- _DO THIS_
Repeat the entire listing exactly.

──────── PROVIDED INFORMATION ────────

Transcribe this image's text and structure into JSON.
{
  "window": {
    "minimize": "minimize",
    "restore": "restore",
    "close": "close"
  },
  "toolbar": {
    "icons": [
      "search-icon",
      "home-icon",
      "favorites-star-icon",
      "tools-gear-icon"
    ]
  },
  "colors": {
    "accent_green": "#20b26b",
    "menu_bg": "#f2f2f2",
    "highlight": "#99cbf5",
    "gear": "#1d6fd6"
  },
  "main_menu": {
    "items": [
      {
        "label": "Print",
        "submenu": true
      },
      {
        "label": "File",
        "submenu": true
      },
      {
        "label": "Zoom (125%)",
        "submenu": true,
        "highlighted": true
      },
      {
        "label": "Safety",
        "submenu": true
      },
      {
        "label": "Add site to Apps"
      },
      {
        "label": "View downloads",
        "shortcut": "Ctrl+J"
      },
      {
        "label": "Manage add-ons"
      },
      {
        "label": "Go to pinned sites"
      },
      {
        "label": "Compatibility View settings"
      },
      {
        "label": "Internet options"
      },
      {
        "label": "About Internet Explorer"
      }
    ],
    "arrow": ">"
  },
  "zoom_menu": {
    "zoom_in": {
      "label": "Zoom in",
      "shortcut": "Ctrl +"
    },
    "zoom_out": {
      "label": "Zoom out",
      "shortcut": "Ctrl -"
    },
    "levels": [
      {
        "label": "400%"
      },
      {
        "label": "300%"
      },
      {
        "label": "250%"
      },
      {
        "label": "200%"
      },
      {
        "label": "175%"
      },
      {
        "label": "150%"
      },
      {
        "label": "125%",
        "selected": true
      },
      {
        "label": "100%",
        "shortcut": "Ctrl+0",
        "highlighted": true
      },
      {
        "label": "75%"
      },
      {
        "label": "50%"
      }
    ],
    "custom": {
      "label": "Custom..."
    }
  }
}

────────

- _WRITTEN RESPONSE_
Transcribe this image's text and structure into JSON.
{
  "window": {
    "minimize": "minimize",
    "restore": "restore",
    "close": "close"
  },
  "toolbar": {
    "icons": [
      "search-icon",
      "home-icon",
      "favorites-star-icon",
      "tools-gear-icon"
    ]
  },
  "colors": {
    "accent_green": "#20b26b",
    "menu_bg": "#f2f2f2",
    "highlight": "#99cbf5",
    "gear": "#1d6fd6"
  },
  "main_menu": {
    "items": [
      {
        "label": "Print",
        "submenu": true
      },
      {
        "label": "File",
        "submenu": true
      },
      {
        "label": "Zoom (125%)",
        "submenu": true,
        "highlighted": true
      },
      {
        "label": "Safety",
        "submenu": true
      },
      {
        "label": "Add site to Apps"
      },
      {
        "label": "View downloads",
        "shortcut": "Ctrl+J"
      },
      {
        "label": "Manage add-ons"
      },
      {
        "label": "Go to pinned sites"
      },
      {
        "label": "Compatibility View settings"
      },
      {
        "label": "Internet options"
      },
      {
        "label": "About Internet Explorer"
      }
    ],
    "arrow": ">"
  },
  "zoom_menu": {
    "zoom_in": {
      "label": "Zoom in",
      "shortcut": "Ctrl +"
    },
    "zoom_out": {
      "label": "Zoom out",
      "shortcut": "Ctrl -"
    },
    "levels": [
      {
        "label": "400%"
      },
      {
        "label": "300%"
      },
      {
        "label": "250%"
      },
      {
        "label": "200%"
      },
      {
        "label": "175%"
      },
      {
        "label": "150%"
      },
      {
        "label": "125%",
        "selected": true
      },
      {
        "label": "100%",
        "shortcut": "Ctrl+0",
        "highlighted": true
      },
      {
        "label": "75%"
      },
      {
        "label": "50%"
      }
    ],
    "custom": {
      "label": "Custom..."
    }
  }
}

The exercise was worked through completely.